◆ **SET EXERCISE**:
Which lines in the material below contain the string "MCCB"? Gather and copy each of them, treating uppercase and lowercase as different.

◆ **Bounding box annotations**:
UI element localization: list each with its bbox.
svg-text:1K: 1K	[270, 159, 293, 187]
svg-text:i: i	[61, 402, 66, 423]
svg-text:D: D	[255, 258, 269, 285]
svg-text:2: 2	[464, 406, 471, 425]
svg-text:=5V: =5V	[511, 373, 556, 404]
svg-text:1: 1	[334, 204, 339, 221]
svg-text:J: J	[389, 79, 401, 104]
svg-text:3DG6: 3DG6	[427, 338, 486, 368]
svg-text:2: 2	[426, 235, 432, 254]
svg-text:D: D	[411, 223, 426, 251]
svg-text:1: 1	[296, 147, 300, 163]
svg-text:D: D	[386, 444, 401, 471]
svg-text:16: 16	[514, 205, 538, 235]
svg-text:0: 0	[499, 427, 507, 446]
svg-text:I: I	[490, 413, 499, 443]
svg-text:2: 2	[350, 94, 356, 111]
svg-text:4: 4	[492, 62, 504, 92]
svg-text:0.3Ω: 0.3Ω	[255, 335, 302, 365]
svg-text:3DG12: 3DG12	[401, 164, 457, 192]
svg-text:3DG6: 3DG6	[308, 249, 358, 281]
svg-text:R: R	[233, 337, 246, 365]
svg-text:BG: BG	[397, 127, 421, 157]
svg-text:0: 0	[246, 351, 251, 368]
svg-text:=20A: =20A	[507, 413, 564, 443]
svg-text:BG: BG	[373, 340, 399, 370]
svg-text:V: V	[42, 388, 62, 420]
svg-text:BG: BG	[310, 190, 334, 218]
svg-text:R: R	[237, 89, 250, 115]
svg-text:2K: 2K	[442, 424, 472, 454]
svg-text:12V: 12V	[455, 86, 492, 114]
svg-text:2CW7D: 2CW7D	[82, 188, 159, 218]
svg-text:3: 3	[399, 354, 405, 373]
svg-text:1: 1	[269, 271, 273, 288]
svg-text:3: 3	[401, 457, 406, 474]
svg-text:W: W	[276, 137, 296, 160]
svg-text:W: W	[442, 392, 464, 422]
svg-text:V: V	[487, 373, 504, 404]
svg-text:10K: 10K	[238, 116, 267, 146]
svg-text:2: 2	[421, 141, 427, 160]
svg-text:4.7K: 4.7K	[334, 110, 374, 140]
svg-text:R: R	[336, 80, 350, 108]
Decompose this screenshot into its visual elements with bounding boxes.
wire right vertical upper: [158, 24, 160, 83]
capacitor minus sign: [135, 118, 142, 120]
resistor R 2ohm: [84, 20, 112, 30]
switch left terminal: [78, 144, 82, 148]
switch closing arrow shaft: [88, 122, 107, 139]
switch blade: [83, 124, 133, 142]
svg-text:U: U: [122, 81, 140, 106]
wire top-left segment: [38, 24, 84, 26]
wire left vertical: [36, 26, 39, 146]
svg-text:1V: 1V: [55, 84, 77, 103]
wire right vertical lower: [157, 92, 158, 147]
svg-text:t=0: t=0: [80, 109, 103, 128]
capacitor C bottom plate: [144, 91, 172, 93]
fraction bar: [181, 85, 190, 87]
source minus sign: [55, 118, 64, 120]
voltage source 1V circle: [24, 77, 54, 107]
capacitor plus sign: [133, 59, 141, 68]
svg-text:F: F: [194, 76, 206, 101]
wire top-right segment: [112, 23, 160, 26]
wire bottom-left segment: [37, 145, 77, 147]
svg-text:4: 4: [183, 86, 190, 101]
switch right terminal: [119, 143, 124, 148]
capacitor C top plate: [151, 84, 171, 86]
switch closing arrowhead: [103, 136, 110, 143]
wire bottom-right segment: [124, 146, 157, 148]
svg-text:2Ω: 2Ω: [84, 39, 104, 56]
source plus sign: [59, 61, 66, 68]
...
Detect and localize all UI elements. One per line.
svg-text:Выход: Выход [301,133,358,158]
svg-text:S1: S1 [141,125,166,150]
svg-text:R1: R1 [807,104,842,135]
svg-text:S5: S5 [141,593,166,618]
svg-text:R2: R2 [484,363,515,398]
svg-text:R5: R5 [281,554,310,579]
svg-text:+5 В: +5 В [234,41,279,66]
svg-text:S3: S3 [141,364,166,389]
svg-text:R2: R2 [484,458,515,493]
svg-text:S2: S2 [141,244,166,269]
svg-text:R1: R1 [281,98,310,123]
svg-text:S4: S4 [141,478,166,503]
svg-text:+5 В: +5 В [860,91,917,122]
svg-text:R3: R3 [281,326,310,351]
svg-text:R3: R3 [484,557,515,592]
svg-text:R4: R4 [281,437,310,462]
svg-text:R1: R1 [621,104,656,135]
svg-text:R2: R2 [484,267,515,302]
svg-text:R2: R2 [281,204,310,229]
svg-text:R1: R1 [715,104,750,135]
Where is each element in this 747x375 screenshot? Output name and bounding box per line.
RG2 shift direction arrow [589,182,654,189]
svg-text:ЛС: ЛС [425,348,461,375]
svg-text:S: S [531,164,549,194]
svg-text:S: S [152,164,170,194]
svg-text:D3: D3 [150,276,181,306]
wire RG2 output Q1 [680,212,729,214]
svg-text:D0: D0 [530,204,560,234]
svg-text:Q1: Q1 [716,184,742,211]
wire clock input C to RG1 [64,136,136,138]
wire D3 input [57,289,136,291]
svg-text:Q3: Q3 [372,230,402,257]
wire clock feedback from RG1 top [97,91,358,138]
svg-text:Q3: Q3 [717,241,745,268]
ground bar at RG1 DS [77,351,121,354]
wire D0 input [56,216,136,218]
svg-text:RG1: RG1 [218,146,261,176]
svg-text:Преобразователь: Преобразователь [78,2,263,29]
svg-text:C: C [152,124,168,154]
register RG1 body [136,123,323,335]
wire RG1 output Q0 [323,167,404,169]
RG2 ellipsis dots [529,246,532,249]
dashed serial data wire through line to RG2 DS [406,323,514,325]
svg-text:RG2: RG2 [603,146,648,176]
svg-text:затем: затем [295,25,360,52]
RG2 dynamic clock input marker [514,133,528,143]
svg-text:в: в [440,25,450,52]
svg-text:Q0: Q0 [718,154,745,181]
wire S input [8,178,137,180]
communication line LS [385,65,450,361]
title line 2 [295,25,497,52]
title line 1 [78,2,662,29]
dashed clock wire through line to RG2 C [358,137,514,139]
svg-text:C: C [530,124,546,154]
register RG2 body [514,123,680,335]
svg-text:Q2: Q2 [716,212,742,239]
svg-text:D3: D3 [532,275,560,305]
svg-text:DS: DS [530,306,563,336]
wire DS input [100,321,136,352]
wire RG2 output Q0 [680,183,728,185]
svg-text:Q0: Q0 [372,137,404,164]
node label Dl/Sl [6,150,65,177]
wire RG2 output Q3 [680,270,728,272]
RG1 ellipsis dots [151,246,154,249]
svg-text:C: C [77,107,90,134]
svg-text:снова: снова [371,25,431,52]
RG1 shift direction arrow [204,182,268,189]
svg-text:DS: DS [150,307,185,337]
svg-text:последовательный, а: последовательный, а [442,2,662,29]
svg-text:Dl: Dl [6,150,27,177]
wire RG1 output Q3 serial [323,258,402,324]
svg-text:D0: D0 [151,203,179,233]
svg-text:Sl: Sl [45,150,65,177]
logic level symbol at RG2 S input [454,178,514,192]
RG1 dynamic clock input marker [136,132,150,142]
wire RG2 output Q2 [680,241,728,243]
---
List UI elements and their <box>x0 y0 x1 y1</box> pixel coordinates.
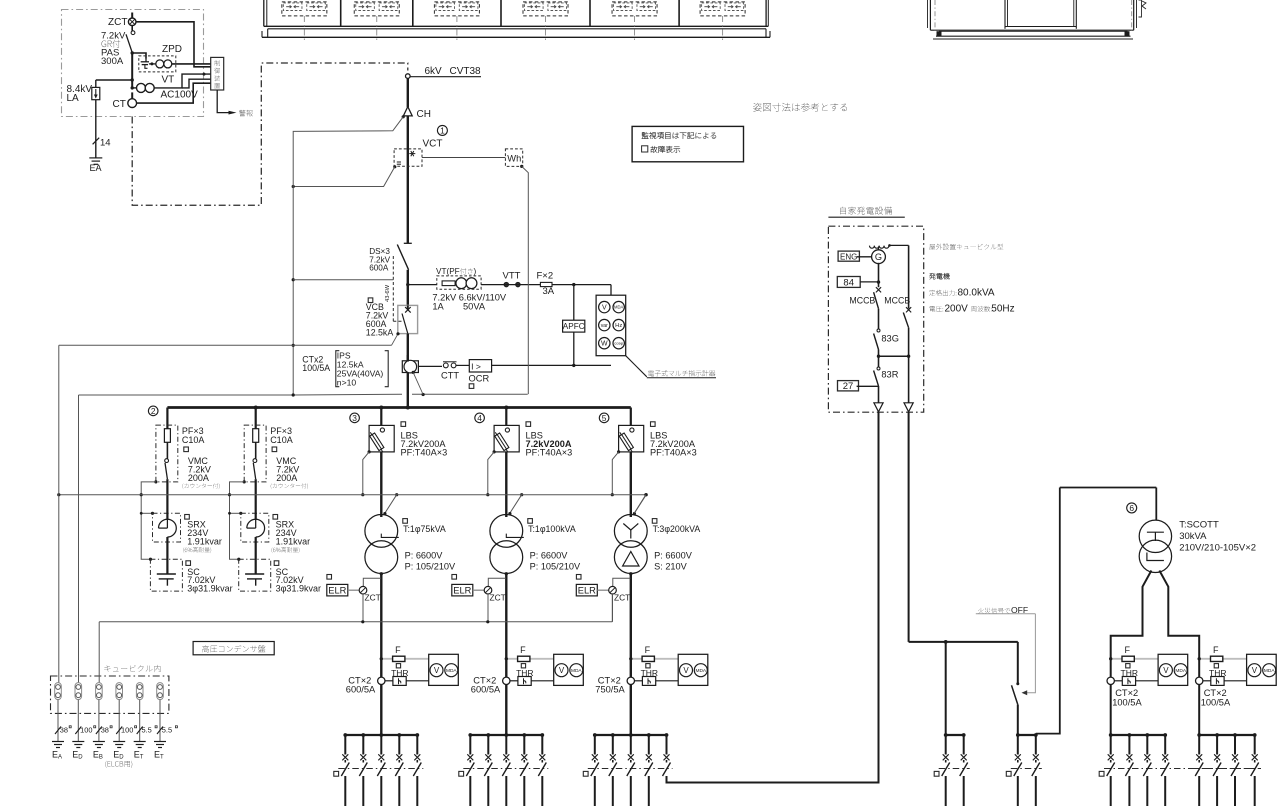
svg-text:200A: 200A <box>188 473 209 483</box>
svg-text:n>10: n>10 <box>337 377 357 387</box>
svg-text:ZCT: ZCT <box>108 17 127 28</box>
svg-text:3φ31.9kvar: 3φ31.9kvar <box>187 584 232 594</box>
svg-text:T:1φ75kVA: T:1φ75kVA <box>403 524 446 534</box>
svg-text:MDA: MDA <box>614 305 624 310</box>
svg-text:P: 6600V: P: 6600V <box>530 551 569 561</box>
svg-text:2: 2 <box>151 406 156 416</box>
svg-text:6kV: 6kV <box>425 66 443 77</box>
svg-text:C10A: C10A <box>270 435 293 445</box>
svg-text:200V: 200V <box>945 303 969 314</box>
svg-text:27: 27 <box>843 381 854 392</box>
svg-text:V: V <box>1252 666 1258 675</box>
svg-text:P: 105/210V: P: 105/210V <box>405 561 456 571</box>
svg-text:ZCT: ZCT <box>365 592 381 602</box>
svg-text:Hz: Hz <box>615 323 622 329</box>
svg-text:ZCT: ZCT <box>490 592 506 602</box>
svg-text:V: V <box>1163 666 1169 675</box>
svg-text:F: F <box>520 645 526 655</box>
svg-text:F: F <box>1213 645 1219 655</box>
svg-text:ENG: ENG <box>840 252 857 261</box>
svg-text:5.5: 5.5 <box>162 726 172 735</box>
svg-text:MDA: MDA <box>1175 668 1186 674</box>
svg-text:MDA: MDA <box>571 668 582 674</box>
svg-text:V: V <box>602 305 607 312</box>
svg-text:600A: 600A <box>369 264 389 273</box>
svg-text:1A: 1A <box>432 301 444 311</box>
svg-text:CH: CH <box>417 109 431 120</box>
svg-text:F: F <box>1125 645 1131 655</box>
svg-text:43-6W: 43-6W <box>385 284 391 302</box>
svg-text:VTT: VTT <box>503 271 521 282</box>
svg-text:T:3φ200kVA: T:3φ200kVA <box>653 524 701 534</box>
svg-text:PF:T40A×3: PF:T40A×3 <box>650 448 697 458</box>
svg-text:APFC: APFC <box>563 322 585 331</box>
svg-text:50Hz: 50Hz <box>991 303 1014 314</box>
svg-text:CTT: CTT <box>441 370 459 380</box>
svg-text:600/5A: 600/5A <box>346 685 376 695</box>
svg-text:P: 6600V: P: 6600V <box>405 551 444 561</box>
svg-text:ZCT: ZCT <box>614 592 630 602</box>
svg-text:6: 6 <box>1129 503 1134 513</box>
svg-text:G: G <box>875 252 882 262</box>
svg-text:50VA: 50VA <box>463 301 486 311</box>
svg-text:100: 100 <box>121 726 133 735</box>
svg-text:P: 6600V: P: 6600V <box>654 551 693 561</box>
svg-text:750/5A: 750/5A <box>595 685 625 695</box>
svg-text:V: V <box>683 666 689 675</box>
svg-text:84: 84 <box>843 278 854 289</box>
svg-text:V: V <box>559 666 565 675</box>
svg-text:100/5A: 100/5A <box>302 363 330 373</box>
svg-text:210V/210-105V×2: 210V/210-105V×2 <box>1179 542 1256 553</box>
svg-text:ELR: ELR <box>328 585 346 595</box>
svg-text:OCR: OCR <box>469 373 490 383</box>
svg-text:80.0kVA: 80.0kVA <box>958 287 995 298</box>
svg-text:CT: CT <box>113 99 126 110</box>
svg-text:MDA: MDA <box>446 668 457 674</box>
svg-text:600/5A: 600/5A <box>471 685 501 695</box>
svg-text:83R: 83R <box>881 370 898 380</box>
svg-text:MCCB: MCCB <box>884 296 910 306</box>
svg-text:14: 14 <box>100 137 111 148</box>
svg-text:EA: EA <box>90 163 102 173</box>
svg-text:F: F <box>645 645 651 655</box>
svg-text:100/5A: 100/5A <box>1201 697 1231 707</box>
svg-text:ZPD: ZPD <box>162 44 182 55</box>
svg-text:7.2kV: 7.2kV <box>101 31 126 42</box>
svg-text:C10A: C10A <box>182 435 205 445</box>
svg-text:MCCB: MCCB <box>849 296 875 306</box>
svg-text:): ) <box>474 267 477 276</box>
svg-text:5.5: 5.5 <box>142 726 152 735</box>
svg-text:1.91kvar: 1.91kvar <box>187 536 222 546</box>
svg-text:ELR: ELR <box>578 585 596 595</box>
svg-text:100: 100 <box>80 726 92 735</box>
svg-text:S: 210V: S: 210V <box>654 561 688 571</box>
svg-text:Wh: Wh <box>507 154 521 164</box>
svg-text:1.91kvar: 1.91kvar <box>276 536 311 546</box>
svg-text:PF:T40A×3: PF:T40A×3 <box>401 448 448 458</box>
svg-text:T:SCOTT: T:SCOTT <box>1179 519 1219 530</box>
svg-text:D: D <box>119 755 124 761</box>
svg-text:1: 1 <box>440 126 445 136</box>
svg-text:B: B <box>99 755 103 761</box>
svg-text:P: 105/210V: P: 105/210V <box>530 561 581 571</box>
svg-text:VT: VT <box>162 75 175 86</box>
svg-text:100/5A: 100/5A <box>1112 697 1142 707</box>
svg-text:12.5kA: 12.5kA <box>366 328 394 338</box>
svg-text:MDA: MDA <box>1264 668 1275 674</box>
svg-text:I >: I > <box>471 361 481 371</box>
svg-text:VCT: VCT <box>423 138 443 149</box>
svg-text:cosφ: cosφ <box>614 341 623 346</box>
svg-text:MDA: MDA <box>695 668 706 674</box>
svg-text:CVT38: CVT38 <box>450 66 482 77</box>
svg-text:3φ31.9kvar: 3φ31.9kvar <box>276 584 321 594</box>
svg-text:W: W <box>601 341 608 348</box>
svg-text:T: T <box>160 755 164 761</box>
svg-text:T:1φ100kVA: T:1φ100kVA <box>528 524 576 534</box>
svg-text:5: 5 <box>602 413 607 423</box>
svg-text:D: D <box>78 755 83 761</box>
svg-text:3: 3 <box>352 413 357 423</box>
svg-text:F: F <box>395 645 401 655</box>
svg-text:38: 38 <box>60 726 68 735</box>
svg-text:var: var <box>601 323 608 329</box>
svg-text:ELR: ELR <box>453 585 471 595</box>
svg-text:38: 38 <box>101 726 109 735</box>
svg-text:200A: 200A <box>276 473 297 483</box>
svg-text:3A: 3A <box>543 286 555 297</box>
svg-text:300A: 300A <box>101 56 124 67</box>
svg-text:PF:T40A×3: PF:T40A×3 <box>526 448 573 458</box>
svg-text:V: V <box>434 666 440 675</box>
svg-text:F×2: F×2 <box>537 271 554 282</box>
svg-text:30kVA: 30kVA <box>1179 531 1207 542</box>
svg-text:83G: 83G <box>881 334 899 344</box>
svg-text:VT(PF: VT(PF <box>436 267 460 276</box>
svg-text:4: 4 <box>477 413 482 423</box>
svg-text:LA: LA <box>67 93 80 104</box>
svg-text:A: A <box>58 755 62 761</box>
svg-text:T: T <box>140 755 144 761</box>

◆ **TASK RESPONSE**:
svg-text:MCCB: MCCB <box>884 296 910 306</box>
svg-text:MCCB: MCCB <box>849 296 875 306</box>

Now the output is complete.